What you have to do: Retype the complete listing exactly as it appears.

--- Start of Data entries ---

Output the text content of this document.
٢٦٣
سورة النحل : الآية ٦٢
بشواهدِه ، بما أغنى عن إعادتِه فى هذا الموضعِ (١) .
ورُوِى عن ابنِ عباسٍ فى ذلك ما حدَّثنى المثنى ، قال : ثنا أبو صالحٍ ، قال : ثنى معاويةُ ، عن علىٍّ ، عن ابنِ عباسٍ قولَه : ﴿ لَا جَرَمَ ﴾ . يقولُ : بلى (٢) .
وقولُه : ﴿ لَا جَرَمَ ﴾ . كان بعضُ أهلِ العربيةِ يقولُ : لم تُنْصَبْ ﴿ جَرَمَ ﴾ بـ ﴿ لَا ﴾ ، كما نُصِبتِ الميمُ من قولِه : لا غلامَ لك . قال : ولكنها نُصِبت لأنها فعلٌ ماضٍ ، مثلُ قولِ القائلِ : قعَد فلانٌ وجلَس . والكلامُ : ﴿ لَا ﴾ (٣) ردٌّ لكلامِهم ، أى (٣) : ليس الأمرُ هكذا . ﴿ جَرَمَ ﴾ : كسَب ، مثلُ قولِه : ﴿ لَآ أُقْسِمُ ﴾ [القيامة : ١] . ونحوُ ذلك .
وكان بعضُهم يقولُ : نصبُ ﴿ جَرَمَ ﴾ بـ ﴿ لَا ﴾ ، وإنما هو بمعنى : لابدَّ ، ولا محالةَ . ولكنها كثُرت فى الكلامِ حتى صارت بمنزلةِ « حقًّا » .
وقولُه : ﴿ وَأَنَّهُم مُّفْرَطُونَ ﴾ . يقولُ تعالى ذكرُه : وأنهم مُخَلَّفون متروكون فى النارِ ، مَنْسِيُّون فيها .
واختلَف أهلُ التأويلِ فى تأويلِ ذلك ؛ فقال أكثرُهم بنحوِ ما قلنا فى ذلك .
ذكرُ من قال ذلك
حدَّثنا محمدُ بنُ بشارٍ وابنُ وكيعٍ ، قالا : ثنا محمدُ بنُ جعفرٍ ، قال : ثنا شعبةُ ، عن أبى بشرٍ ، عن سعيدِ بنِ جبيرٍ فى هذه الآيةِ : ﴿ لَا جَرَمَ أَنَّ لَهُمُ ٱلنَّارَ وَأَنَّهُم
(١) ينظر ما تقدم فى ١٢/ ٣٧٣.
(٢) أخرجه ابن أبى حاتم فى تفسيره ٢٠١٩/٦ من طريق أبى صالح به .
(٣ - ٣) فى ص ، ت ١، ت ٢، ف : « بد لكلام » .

--- End of Data entries ---

Answer:
Output the text content of this document.
٢٦٣
سورة النحل : الآية ٦٢
بشواهدِه ، بما أغنى عن إعادتِه فى هذا الموضعِ (١) .
ورُوِى عن ابنِ عباسٍ فى ذلك ما حدَّثنى المثنى ، قال : ثنا أبو صالحٍ ، قال : ثنى معاويةُ ، عن علىٍّ ، عن ابنِ عباسٍ قولَه : ﴿ لَا جَرَمَ ﴾ . يقولُ : بلى (٢) .
وقولُه : ﴿ لَا جَرَمَ ﴾ . كان بعضُ أهلِ العربيةِ يقولُ : لم تُنْصَبْ ﴿ جَرَمَ ﴾ بـ ﴿ لَا ﴾ ، كما نُصِبتِ الميمُ من قولِه : لا غلامَ لك . قال : ولكنها نُصِبت لأنها فعلٌ ماضٍ ، مثلُ قولِ القائلِ : قعَد فلانٌ وجلَس . والكلامُ : ﴿ لَا ﴾ (٣) ردٌّ لكلامِهم ، أى (٣) : ليس الأمرُ هكذا . ﴿ جَرَمَ ﴾ : كسَب ، مثلُ قولِه : ﴿ لَآ أُقْسِمُ ﴾ [القيامة : ١] . ونحوُ ذلك .
وكان بعضُهم يقولُ : نصبُ ﴿ جَرَمَ ﴾ بـ ﴿ لَا ﴾ ، وإنما هو بمعنى : لابدَّ ، ولا محالةَ . ولكنها كثُرت فى الكلامِ حتى صارت بمنزلةِ « حقًّا » .
وقولُه : ﴿ وَأَنَّهُم مُّفْرَطُونَ ﴾ . يقولُ تعالى ذكرُه : وأنهم مُخَلَّفون متروكون فى النارِ ، مَنْسِيُّون فيها .
واختلَف أهلُ التأويلِ فى تأويلِ ذلك ؛ فقال أكثرُهم بنحوِ ما قلنا فى ذلك .
ذكرُ من قال ذلك
حدَّثنا محمدُ بنُ بشارٍ وابنُ وكيعٍ ، قالا : ثنا محمدُ بنُ جعفرٍ ، قال : ثنا شعبةُ ، عن أبى بشرٍ ، عن سعيدِ بنِ جبيرٍ فى هذه الآيةِ : ﴿ لَا جَرَمَ أَنَّ لَهُمُ ٱلنَّارَ وَأَنَّهُم
(١) ينظر ما تقدم فى ١٢/ ٣٧٣.
(٢) أخرجه ابن أبى حاتم فى تفسيره ٢٠١٩/٦ من طريق أبى صالح به .
(٣ - ٣) فى ص ، ت ١، ت ٢، ف : « بد لكلام » .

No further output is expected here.